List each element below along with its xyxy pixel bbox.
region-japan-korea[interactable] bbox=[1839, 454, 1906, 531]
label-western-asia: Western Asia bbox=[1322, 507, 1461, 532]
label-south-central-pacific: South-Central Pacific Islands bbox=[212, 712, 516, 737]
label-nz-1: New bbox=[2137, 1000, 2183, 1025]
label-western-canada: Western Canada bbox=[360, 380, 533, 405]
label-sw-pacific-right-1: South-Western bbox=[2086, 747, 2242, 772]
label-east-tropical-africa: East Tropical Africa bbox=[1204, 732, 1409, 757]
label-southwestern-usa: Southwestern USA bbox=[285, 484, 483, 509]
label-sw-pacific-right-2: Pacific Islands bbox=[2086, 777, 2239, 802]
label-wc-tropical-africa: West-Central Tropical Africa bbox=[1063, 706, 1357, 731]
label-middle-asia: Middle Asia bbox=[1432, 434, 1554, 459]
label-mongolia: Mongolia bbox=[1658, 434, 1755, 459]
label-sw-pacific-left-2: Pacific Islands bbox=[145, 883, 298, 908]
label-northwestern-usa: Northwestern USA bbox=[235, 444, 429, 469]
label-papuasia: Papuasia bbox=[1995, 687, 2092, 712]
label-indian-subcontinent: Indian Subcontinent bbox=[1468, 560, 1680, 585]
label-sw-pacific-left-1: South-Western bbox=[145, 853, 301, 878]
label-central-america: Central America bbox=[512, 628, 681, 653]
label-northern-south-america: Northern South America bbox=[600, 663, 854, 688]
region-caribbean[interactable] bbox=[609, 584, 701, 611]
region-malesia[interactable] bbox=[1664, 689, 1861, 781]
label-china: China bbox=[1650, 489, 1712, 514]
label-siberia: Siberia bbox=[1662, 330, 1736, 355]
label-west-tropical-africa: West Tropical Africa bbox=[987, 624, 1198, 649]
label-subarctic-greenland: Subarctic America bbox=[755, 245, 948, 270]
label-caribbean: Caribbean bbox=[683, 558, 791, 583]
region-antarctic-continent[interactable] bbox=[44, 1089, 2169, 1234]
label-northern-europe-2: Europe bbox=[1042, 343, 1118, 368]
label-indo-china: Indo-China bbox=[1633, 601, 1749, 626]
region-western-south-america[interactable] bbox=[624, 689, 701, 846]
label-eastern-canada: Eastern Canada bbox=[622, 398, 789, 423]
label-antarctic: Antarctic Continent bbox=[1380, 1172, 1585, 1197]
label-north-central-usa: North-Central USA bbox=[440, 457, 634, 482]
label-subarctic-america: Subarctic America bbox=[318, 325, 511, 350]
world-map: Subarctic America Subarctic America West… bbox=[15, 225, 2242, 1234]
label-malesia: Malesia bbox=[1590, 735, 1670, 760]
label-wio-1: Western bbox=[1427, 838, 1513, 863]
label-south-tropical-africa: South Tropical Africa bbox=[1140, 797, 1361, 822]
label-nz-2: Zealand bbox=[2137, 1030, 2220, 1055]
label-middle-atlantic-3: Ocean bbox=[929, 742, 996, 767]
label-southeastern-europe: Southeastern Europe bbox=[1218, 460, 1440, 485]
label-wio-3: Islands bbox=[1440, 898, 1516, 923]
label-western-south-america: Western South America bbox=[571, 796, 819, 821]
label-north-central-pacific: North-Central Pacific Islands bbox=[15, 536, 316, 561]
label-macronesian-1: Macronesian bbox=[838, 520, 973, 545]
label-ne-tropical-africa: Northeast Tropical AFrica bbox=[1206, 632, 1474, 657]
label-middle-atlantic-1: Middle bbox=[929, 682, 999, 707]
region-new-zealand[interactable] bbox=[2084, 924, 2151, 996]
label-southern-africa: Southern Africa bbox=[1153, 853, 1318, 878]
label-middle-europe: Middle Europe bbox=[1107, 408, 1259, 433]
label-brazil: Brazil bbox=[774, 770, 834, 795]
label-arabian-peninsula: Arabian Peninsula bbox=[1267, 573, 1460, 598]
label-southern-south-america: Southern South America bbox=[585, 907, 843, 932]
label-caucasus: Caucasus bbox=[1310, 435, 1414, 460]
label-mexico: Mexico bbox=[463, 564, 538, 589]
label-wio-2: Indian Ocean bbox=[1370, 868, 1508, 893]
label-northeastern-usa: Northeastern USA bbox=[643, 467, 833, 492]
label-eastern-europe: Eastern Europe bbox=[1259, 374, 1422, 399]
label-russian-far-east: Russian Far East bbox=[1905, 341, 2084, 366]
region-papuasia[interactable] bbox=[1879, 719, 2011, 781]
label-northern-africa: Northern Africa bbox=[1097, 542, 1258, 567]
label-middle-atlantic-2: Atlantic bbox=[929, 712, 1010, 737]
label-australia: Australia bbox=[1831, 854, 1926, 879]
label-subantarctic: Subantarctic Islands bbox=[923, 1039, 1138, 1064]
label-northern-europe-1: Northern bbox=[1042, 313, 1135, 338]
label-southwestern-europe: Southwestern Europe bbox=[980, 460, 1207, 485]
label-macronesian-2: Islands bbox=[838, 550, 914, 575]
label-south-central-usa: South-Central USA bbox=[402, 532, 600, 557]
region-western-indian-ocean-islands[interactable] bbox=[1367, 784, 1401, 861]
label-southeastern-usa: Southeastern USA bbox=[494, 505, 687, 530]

> _GIVEN REQUEST_: Could you return all of the lines above verbatim, in their original order?

> _RIGHT ANSWER_:
List each element below along with its xyxy pixel bbox.
region-japan-korea[interactable] bbox=[1839, 454, 1906, 531]
label-western-asia: Western Asia bbox=[1322, 507, 1461, 532]
label-south-central-pacific: South-Central Pacific Islands bbox=[212, 712, 516, 737]
label-nz-1: New bbox=[2137, 1000, 2183, 1025]
label-western-canada: Western Canada bbox=[360, 380, 533, 405]
label-sw-pacific-right-1: South-Western bbox=[2086, 747, 2242, 772]
label-east-tropical-africa: East Tropical Africa bbox=[1204, 732, 1409, 757]
label-southwestern-usa: Southwestern USA bbox=[285, 484, 483, 509]
label-sw-pacific-right-2: Pacific Islands bbox=[2086, 777, 2239, 802]
label-wc-tropical-africa: West-Central Tropical Africa bbox=[1063, 706, 1357, 731]
label-middle-asia: Middle Asia bbox=[1432, 434, 1554, 459]
label-mongolia: Mongolia bbox=[1658, 434, 1755, 459]
label-sw-pacific-left-2: Pacific Islands bbox=[145, 883, 298, 908]
label-northwestern-usa: Northwestern USA bbox=[235, 444, 429, 469]
label-papuasia: Papuasia bbox=[1995, 687, 2092, 712]
label-indian-subcontinent: Indian Subcontinent bbox=[1468, 560, 1680, 585]
label-sw-pacific-left-1: South-Western bbox=[145, 853, 301, 878]
label-central-america: Central America bbox=[512, 628, 681, 653]
label-northern-south-america: Northern South America bbox=[600, 663, 854, 688]
region-caribbean[interactable] bbox=[609, 584, 701, 611]
region-malesia[interactable] bbox=[1664, 689, 1861, 781]
label-china: China bbox=[1650, 489, 1712, 514]
label-siberia: Siberia bbox=[1662, 330, 1736, 355]
label-west-tropical-africa: West Tropical Africa bbox=[987, 624, 1198, 649]
label-subarctic-greenland: Subarctic America bbox=[755, 245, 948, 270]
label-caribbean: Caribbean bbox=[683, 558, 791, 583]
region-antarctic-continent[interactable] bbox=[44, 1089, 2169, 1234]
label-northern-europe-2: Europe bbox=[1042, 343, 1118, 368]
label-indo-china: Indo-China bbox=[1633, 601, 1749, 626]
region-western-south-america[interactable] bbox=[624, 689, 701, 846]
label-eastern-canada: Eastern Canada bbox=[622, 398, 789, 423]
label-antarctic: Antarctic Continent bbox=[1380, 1172, 1585, 1197]
label-north-central-usa: North-Central USA bbox=[440, 457, 634, 482]
label-subarctic-america: Subarctic America bbox=[318, 325, 511, 350]
world-map: Subarctic America Subarctic America West… bbox=[15, 225, 2242, 1234]
label-malesia: Malesia bbox=[1590, 735, 1670, 760]
label-wio-1: Western bbox=[1427, 838, 1513, 863]
label-south-tropical-africa: South Tropical Africa bbox=[1140, 797, 1361, 822]
label-nz-2: Zealand bbox=[2137, 1030, 2220, 1055]
label-middle-atlantic-3: Ocean bbox=[929, 742, 996, 767]
label-southeastern-europe: Southeastern Europe bbox=[1218, 460, 1440, 485]
label-wio-3: Islands bbox=[1440, 898, 1516, 923]
label-western-south-america: Western South America bbox=[571, 796, 819, 821]
label-north-central-pacific: North-Central Pacific Islands bbox=[15, 536, 316, 561]
label-macronesian-1: Macronesian bbox=[838, 520, 973, 545]
label-ne-tropical-africa: Northeast Tropical AFrica bbox=[1206, 632, 1474, 657]
label-middle-atlantic-1: Middle bbox=[929, 682, 999, 707]
region-new-zealand[interactable] bbox=[2084, 924, 2151, 996]
label-southern-africa: Southern Africa bbox=[1153, 853, 1318, 878]
label-middle-europe: Middle Europe bbox=[1107, 408, 1259, 433]
label-brazil: Brazil bbox=[774, 770, 834, 795]
label-arabian-peninsula: Arabian Peninsula bbox=[1267, 573, 1460, 598]
label-southern-south-america: Southern South America bbox=[585, 907, 843, 932]
label-caucasus: Caucasus bbox=[1310, 435, 1414, 460]
label-mexico: Mexico bbox=[463, 564, 538, 589]
label-wio-2: Indian Ocean bbox=[1370, 868, 1508, 893]
label-northeastern-usa: Northeastern USA bbox=[643, 467, 833, 492]
label-eastern-europe: Eastern Europe bbox=[1259, 374, 1422, 399]
label-russian-far-east: Russian Far East bbox=[1905, 341, 2084, 366]
region-papuasia[interactable] bbox=[1879, 719, 2011, 781]
label-northern-africa: Northern Africa bbox=[1097, 542, 1258, 567]
label-middle-atlantic-2: Atlantic bbox=[929, 712, 1010, 737]
label-australia: Australia bbox=[1831, 854, 1926, 879]
label-subantarctic: Subantarctic Islands bbox=[923, 1039, 1138, 1064]
label-northern-europe-1: Northern bbox=[1042, 313, 1135, 338]
label-southwestern-europe: Southwestern Europe bbox=[980, 460, 1207, 485]
label-macronesian-2: Islands bbox=[838, 550, 914, 575]
label-south-central-usa: South-Central USA bbox=[402, 532, 600, 557]
region-western-indian-ocean-islands[interactable] bbox=[1367, 784, 1401, 861]
label-southeastern-usa: Southeastern USA bbox=[494, 505, 687, 530]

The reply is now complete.